Return the records exactly as they are.

Records
#####

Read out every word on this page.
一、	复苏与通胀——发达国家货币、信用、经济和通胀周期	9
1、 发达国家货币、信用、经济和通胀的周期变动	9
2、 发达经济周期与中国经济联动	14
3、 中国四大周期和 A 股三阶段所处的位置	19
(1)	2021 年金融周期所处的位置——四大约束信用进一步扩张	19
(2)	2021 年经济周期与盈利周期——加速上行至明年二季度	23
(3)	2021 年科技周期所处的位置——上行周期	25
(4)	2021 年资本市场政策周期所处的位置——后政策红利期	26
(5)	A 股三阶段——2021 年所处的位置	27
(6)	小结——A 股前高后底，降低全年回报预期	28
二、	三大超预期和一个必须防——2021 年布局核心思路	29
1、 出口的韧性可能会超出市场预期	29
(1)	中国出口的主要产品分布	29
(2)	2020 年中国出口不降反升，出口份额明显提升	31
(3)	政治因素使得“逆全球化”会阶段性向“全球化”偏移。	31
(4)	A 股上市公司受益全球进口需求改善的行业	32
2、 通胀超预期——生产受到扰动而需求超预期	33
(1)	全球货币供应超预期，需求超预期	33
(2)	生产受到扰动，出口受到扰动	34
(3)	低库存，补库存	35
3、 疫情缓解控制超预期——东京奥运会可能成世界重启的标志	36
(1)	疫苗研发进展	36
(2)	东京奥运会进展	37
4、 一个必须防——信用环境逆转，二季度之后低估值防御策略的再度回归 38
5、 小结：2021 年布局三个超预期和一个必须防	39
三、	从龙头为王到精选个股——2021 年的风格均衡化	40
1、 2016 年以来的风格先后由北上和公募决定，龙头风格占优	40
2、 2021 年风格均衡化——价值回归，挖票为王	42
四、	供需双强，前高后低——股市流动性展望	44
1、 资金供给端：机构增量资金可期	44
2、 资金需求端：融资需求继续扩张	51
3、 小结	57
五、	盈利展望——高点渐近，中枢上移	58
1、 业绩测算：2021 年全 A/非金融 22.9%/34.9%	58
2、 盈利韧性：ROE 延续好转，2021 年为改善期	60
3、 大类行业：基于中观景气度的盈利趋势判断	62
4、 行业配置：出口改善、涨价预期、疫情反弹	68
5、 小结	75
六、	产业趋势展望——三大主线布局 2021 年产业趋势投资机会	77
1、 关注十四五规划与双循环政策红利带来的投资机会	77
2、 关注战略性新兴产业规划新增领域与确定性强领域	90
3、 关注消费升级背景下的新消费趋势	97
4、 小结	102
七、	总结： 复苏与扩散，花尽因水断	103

#####

### Answer to this problem
Read out every word on this page.
一、	复苏与通胀——发达国家货币、信用、经济和通胀周期	9
1、 发达国家货币、信用、经济和通胀的周期变动	9
2、 发达经济周期与中国经济联动	14
3、 中国四大周期和 A 股三阶段所处的位置	19
(1)	2021 年金融周期所处的位置——四大约束信用进一步扩张	19
(2)	2021 年经济周期与盈利周期——加速上行至明年二季度	23
(3)	2021 年科技周期所处的位置——上行周期	25
(4)	2021 年资本市场政策周期所处的位置——后政策红利期	26
(5)	A 股三阶段——2021 年所处的位置	27
(6)	小结——A 股前高后底，降低全年回报预期	28
二、	三大超预期和一个必须防——2021 年布局核心思路	29
1、 出口的韧性可能会超出市场预期	29
(1)	中国出口的主要产品分布	29
(2)	2020 年中国出口不降反升，出口份额明显提升	31
(3)	政治因素使得“逆全球化”会阶段性向“全球化”偏移。	31
(4)	A 股上市公司受益全球进口需求改善的行业	32
2、 通胀超预期——生产受到扰动而需求超预期	33
(1)	全球货币供应超预期，需求超预期	33
(2)	生产受到扰动，出口受到扰动	34
(3)	低库存，补库存	35
3、 疫情缓解控制超预期——东京奥运会可能成世界重启的标志	36
(1)	疫苗研发进展	36
(2)	东京奥运会进展	37
4、 一个必须防——信用环境逆转，二季度之后低估值防御策略的再度回归 38
5、 小结：2021 年布局三个超预期和一个必须防	39
三、	从龙头为王到精选个股——2021 年的风格均衡化	40
1、 2016 年以来的风格先后由北上和公募决定，龙头风格占优	40
2、 2021 年风格均衡化——价值回归，挖票为王	42
四、	供需双强，前高后低——股市流动性展望	44
1、 资金供给端：机构增量资金可期	44
2、 资金需求端：融资需求继续扩张	51
3、 小结	57
五、	盈利展望——高点渐近，中枢上移	58
1、 业绩测算：2021 年全 A/非金融 22.9%/34.9%	58
2、 盈利韧性：ROE 延续好转，2021 年为改善期	60
3、 大类行业：基于中观景气度的盈利趋势判断	62
4、 行业配置：出口改善、涨价预期、疫情反弹	68
5、 小结	75
六、	产业趋势展望——三大主线布局 2021 年产业趋势投资机会	77
1、 关注十四五规划与双循环政策红利带来的投资机会	77
2、 关注战略性新兴产业规划新增领域与确定性强领域	90
3、 关注消费升级背景下的新消费趋势	97
4、 小结	102
七、	总结： 复苏与扩散，花尽因水断	103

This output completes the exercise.